For each statement, answer yes or no according to the dataset considerations text, quoting the words that decide it: (a) the species matched to the phylogeny covered about 18% of estimated global seed plant lineages; (b) building reliable SDMs required a minimum of ten records; (c) species richness and elevation were found to be correlated in alpine-only communities.

::: Document extract

Dataset considerations.
Our distribution model (SDM) approach, rather than the exclusive use of
point occurrence records, helped to overcome issues of incomplete
sampling (Barthlott et al., 2007; Meyer et al., 2015; Brummitt et al.,
2021), and provided broader, macroecological insight into how species in
lowland, montane, and alpine regions differ in terms of their occupied
climatic niche space. In general, while the quality and extent of
species sampling (Fig. 2) was good, we were unable to generate SDMs for
every American seed plant. With 68,241 species matched to our phylogeny,
we covered only ~18% of estimated global seed plant
lineages (Stevens, 2001), and less than ~48% of the
total estimated American floral diversity (Ullola Ullola et al., 2017).
Further, the threshold minimum of twelve records to build reliable SDMs
certainly excluded numerous range-limited endemics, which is likely to
disproportionately impact representation of Andean alpine lineages,
where the degree of alpine endemism is substantial (Hughes and Eastwood,
2006). With these limitations in mind, we have attempted to draw broad,
macroecological conclusions that are unlikely to be significantly
impacted by loss of models for range-limited endemics. Nevertheless,
species excluded as a result of the conservative nature of our data
cleaning protocol highlight the need for increased sampling of
range-limited endemics to enhance the broader understanding of how such
species impact macroecological patterns and conclusions.
Further, although we have grouped communities by elevational categories,
important differences between Northern and Southern Hemisphere alpine
habitats, such as the degree of seasonality, growing season length, and
extent and duration of snow cover, should be taken into account when
forming conclusions from this macroecological dataset. For instance, in
our dataset, we did not find a correlation between species richness and
elevation in alpine-only communities (data not shown), and it may be
that there are many avenues by which a region or local community can
achieve a high level of biodiversity (Hughes, 2017). Future studies
should investigate how more local-scale processes might be influencing
the observed macroecological patterns we find here.
Contrasts across elevation belts and specialization .

::::::
::: Supplied entries

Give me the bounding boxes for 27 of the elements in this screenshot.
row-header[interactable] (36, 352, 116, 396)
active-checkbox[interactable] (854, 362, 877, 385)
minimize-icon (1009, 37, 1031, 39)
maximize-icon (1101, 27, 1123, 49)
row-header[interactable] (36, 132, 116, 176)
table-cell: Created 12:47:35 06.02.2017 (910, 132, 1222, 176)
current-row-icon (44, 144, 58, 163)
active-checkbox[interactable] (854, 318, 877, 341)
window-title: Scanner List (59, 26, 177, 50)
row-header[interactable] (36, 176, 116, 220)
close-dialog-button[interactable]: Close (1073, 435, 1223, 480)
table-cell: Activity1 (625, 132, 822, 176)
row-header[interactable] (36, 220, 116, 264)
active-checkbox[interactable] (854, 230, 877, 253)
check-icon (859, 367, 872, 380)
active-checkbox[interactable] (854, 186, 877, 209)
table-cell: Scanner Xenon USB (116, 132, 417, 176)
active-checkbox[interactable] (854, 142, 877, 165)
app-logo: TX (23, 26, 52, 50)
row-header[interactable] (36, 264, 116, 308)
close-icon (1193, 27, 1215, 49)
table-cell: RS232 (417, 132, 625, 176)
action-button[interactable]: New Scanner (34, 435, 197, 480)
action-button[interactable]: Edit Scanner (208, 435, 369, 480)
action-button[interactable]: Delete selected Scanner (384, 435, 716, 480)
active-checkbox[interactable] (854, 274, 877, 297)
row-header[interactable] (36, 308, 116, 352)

::::::

Task response:
(a) Yes: "we covered only ~18% of estimated global seed plant lineages"
(b) No: "the threshold minimum of twelve records to build reliable SDMs"
(c) No: "we did not find a correlation between species richness and elevation in alpine-only communities"